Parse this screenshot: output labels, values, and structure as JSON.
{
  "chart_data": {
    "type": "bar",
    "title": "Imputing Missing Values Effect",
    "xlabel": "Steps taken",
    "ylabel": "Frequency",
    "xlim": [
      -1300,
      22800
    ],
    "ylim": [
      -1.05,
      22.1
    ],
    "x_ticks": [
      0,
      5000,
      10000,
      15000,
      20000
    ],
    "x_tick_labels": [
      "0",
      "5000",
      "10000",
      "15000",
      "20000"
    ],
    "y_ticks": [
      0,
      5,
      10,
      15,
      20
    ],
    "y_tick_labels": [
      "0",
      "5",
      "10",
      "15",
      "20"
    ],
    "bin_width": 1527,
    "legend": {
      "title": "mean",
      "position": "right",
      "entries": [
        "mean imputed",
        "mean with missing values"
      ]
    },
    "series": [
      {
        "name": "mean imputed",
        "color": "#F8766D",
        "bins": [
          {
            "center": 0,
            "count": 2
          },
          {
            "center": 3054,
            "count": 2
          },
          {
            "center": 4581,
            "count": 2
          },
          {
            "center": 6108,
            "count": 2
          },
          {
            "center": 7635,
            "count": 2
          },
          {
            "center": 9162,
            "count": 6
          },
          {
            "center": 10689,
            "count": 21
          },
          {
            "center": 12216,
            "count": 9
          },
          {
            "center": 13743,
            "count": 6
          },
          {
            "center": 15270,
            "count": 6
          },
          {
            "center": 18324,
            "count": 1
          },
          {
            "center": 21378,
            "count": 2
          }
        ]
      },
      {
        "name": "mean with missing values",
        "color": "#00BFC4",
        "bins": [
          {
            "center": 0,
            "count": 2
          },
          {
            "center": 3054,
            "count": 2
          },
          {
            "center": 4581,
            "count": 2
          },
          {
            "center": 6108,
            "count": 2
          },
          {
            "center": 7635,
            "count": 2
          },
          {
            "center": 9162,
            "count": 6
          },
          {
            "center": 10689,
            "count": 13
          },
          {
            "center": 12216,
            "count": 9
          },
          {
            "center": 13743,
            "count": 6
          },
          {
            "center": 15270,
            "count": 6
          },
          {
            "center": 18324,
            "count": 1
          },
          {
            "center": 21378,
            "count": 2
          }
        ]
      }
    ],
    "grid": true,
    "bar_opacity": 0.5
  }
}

* _WORK TO DO_
Copy out each record exactly as given, omitting none.

* _SOLUTION FOR THIS EXERCISE_
Parse this screenshot: output labels, values, and structure as JSON.
{
  "chart_data": {
    "type": "bar",
    "title": "Imputing Missing Values Effect",
    "xlabel": "Steps taken",
    "ylabel": "Frequency",
    "xlim": [
      -1300,
      22800
    ],
    "ylim": [
      -1.05,
      22.1
    ],
    "x_ticks": [
      0,
      5000,
      10000,
      15000,
      20000
    ],
    "x_tick_labels": [
      "0",
      "5000",
      "10000",
      "15000",
      "20000"
    ],
    "y_ticks": [
      0,
      5,
      10,
      15,
      20
    ],
    "y_tick_labels": [
      "0",
      "5",
      "10",
      "15",
      "20"
    ],
    "bin_width": 1527,
    "legend": {
      "title": "mean",
      "position": "right",
      "entries": [
        "mean imputed",
        "mean with missing values"
      ]
    },
    "series": [
      {
        "name": "mean imputed",
        "color": "#F8766D",
        "bins": [
          {
            "center": 0,
            "count": 2
          },
          {
            "center": 3054,
            "count": 2
          },
          {
            "center": 4581,
            "count": 2
          },
          {
            "center": 6108,
            "count": 2
          },
          {
            "center": 7635,
            "count": 2
          },
          {
            "center": 9162,
            "count": 6
          },
          {
            "center": 10689,
            "count": 21
          },
          {
            "center": 12216,
            "count": 9
          },
          {
            "center": 13743,
            "count": 6
          },
          {
            "center": 15270,
            "count": 6
          },
          {
            "center": 18324,
            "count": 1
          },
          {
            "center": 21378,
            "count": 2
          }
        ]
      },
      {
        "name": "mean with missing values",
        "color": "#00BFC4",
        "bins": [
          {
            "center": 0,
            "count": 2
          },
          {
            "center": 3054,
            "count": 2
          },
          {
            "center": 4581,
            "count": 2
          },
          {
            "center": 6108,
            "count": 2
          },
          {
            "center": 7635,
            "count": 2
          },
          {
            "center": 9162,
            "count": 6
          },
          {
            "center": 10689,
            "count": 13
          },
          {
            "center": 12216,
            "count": 9
          },
          {
            "center": 13743,
            "count": 6
          },
          {
            "center": 15270,
            "count": 6
          },
          {
            "center": 18324,
            "count": 1
          },
          {
            "center": 21378,
            "count": 2
          }
        ]
      }
    ],
    "grid": true,
    "bar_opacity": 0.5
  }
}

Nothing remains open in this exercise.